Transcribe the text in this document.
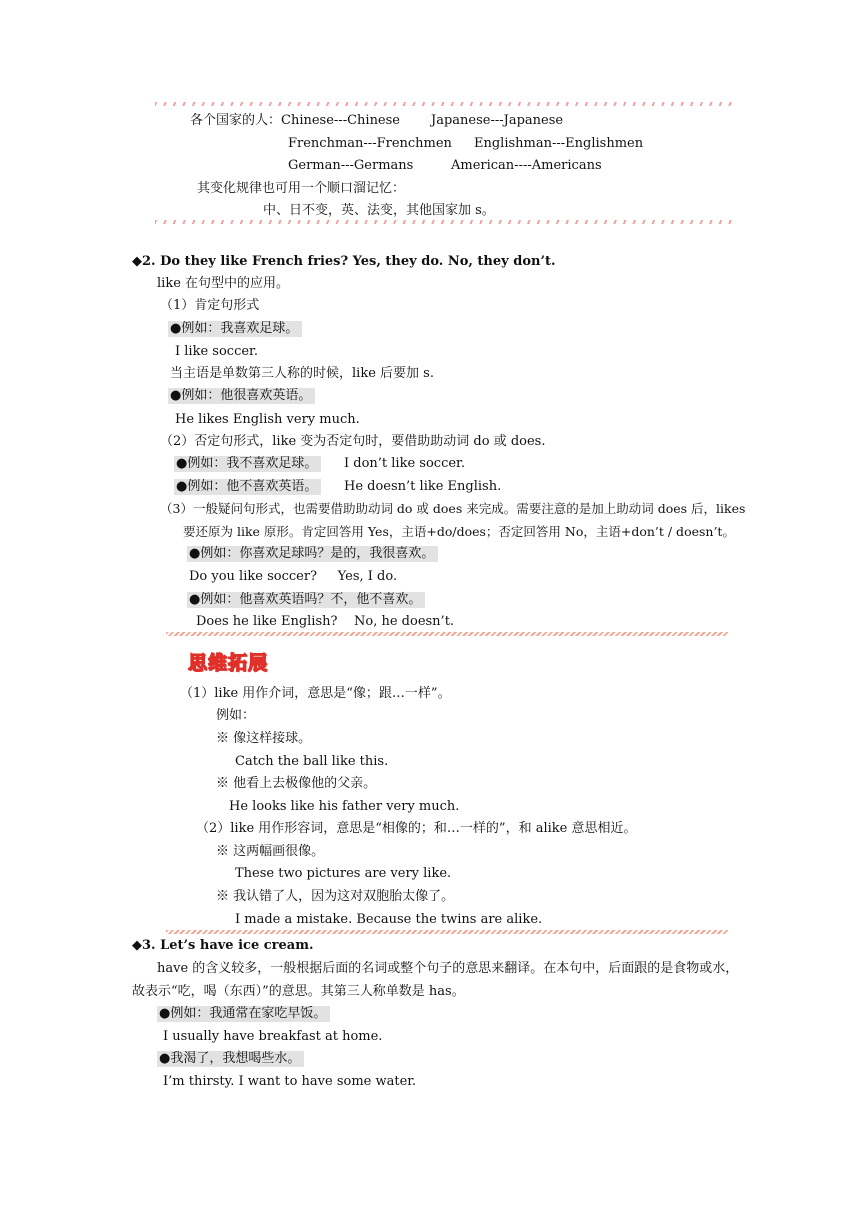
各个国家的人： Chinese---Chinese Japanese---Japanese
Frenchman---Frenchmen Englishman---Englishmen
German---Germans	American----Americans
其变化规律也可用一个顺口溜记忆：
中、日不变，英、法变，其他国家加 s。
◆2. Do they like French fries? Yes, they do. No, they don’t.
like 在句型中的应用。
（1）肯定句形式
●例如：我喜欢足球。
I like soccer.
当主语是单数第三人称的时候，like 后要加 s.
●例如：他很喜欢英语。
He likes English very much.
（2）否定句形式，like 变为否定句时，要借助助动词 do 或 does.
●例如：我不喜欢足球。	I don’t like soccer.
●例如：他不喜欢英语。	He doesn’t like English.
（3）一般疑问句形式，也需要借助助动词 do 或 does 来完成。需要注意的是加上助动词 does 后，likes
要还原为 like 原形。肯定回答用 Yes，主语+do/does；否定回答用 No，主语+don’t / doesn’t。
●例如：你喜欢足球吗？是的，我很喜欢。
Do you like soccer?     Yes, I do.
●例如：他喜欢英语吗？不，他不喜欢。
Does he like English?    No, he doesn’t.
思维拓展
（1）like 用作介词，意思是“像；跟…一样”。
例如：
※ 像这样接球。
Catch the ball like this.
※ 他看上去极像他的父亲。
He looks like his father very much.
（2）like 用作形容词，意思是“相像的；和…一样的”，和 alike 意思相近。
※ 这两幅画很像。
These two pictures are very like.
※ 我认错了人，因为这对双胞胎太像了。
I made a mistake. Because the twins are alike.
◆3. Let’s have ice cream.
have 的含义较多，一般根据后面的名词或整个句子的意思来翻译。在本句中，后面跟的是食物或水，
故表示“吃，喝（东西）”的意思。其第三人称单数是 has。
●例如：我通常在家吃早饭。
I usually have breakfast at home.
●我渴了，我想喝些水。
I’m thirsty. I want to have some water.
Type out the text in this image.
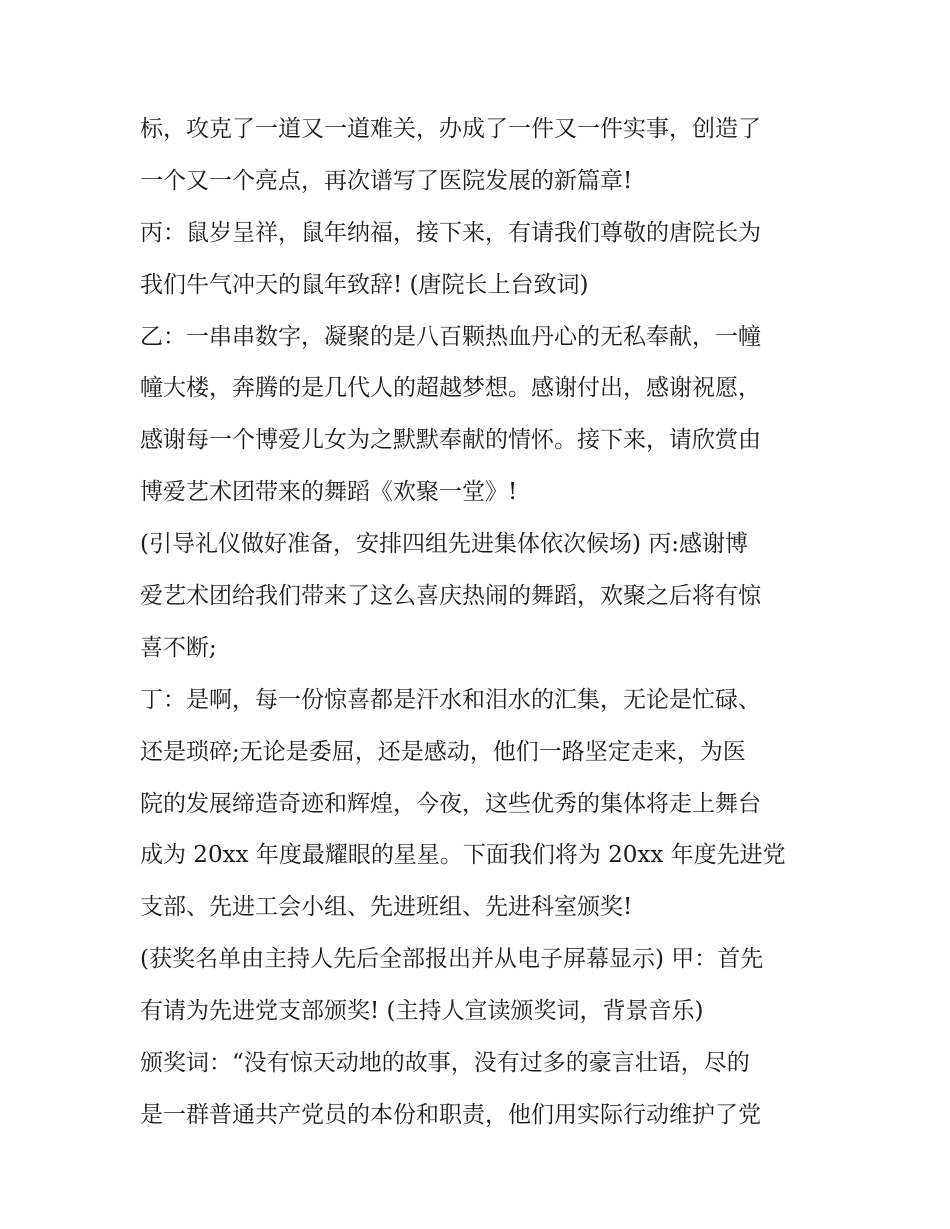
标，攻克了一道又一道难关，办成了一件又一件实事，创造了
一个又一个亮点，再次谱写了医院发展的新篇章!
丙：鼠岁呈祥，鼠年纳福，接下来，有请我们尊敬的唐院长为
我们牛气冲天的鼠年致辞! (唐院长上台致词)
乙：一串串数字，凝聚的是八百颗热血丹心的无私奉献，一幢
幢大楼，奔腾的是几代人的超越梦想。感谢付出，感谢祝愿，
感谢每一个博爱儿女为之默默奉献的情怀。接下来，请欣赏由
博爱艺术团带来的舞蹈《欢聚一堂》!
(引导礼仪做好准备，安排四组先进集体依次候场) 丙:感谢博
爱艺术团给我们带来了这么喜庆热闹的舞蹈，欢聚之后将有惊
喜不断;
丁：是啊，每一份惊喜都是汗水和泪水的汇集，无论是忙碌、
还是琐碎;无论是委屈，还是感动，他们一路坚定走来，为医
院的发展缔造奇迹和辉煌，今夜，这些优秀的集体将走上舞台
成为 20xx 年度最耀眼的星星。下面我们将为 20xx 年度先进党
支部、先进工会小组、先进班组、先进科室颁奖!
(获奖名单由主持人先后全部报出并从电子屏幕显示) 甲：首先
有请为先进党支部颁奖! (主持人宣读颁奖词，背景音乐)
颁奖词：“没有惊天动地的故事，没有过多的豪言壮语，尽的
是一群普通共产党员的本份和职责，他们用实际行动维护了党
════
» Written problem: Print the complete listing exactly as it stands, without its pictures.

» Finished task:
Transcribe the text in this document.
各个国家的人： Chinese---Chinese Japanese---Japanese
Frenchman---Frenchmen Englishman---Englishmen
German---Germans	American----Americans
其变化规律也可用一个顺口溜记忆：
中、日不变，英、法变，其他国家加 s。
◆2. Do they like French fries? Yes, they do. No, they don’t.
like 在句型中的应用。
（1）肯定句形式
●例如：我喜欢足球。
I like soccer.
当主语是单数第三人称的时候，like 后要加 s.
●例如：他很喜欢英语。
He likes English very much.
（2）否定句形式，like 变为否定句时，要借助助动词 do 或 does.
●例如：我不喜欢足球。	I don’t like soccer.
●例如：他不喜欢英语。	He doesn’t like English.
（3）一般疑问句形式，也需要借助助动词 do 或 does 来完成。需要注意的是加上助动词 does 后，likes
要还原为 like 原形。肯定回答用 Yes，主语+do/does；否定回答用 No，主语+don’t / doesn’t。
●例如：你喜欢足球吗？是的，我很喜欢。
Do you like soccer?     Yes, I do.
●例如：他喜欢英语吗？不，他不喜欢。
Does he like English?    No, he doesn’t.
思维拓展
（1）like 用作介词，意思是“像；跟…一样”。
例如：
※ 像这样接球。
Catch the ball like this.
※ 他看上去极像他的父亲。
He looks like his father very much.
（2）like 用作形容词，意思是“相像的；和…一样的”，和 alike 意思相近。
※ 这两幅画很像。
These two pictures are very like.
※ 我认错了人，因为这对双胞胎太像了。
I made a mistake. Because the twins are alike.
◆3. Let’s have ice cream.
have 的含义较多，一般根据后面的名词或整个句子的意思来翻译。在本句中，后面跟的是食物或水，
故表示“吃，喝（东西）”的意思。其第三人称单数是 has。
●例如：我通常在家吃早饭。
I usually have breakfast at home.
●我渴了，我想喝些水。
I’m thirsty. I want to have some water.
Type out the text in this image.
标，攻克了一道又一道难关，办成了一件又一件实事，创造了
一个又一个亮点，再次谱写了医院发展的新篇章!
丙：鼠岁呈祥，鼠年纳福，接下来，有请我们尊敬的唐院长为
我们牛气冲天的鼠年致辞! (唐院长上台致词)
乙：一串串数字，凝聚的是八百颗热血丹心的无私奉献，一幢
幢大楼，奔腾的是几代人的超越梦想。感谢付出，感谢祝愿，
感谢每一个博爱儿女为之默默奉献的情怀。接下来，请欣赏由
博爱艺术团带来的舞蹈《欢聚一堂》!
(引导礼仪做好准备，安排四组先进集体依次候场) 丙:感谢博
爱艺术团给我们带来了这么喜庆热闹的舞蹈，欢聚之后将有惊
喜不断;
丁：是啊，每一份惊喜都是汗水和泪水的汇集，无论是忙碌、
还是琐碎;无论是委屈，还是感动，他们一路坚定走来，为医
院的发展缔造奇迹和辉煌，今夜，这些优秀的集体将走上舞台
成为 20xx 年度最耀眼的星星。下面我们将为 20xx 年度先进党
支部、先进工会小组、先进班组、先进科室颁奖!
(获奖名单由主持人先后全部报出并从电子屏幕显示) 甲：首先
有请为先进党支部颁奖! (主持人宣读颁奖词，背景音乐)
颁奖词：“没有惊天动地的故事，没有过多的豪言壮语，尽的
是一群普通共产党员的本份和职责，他们用实际行动维护了党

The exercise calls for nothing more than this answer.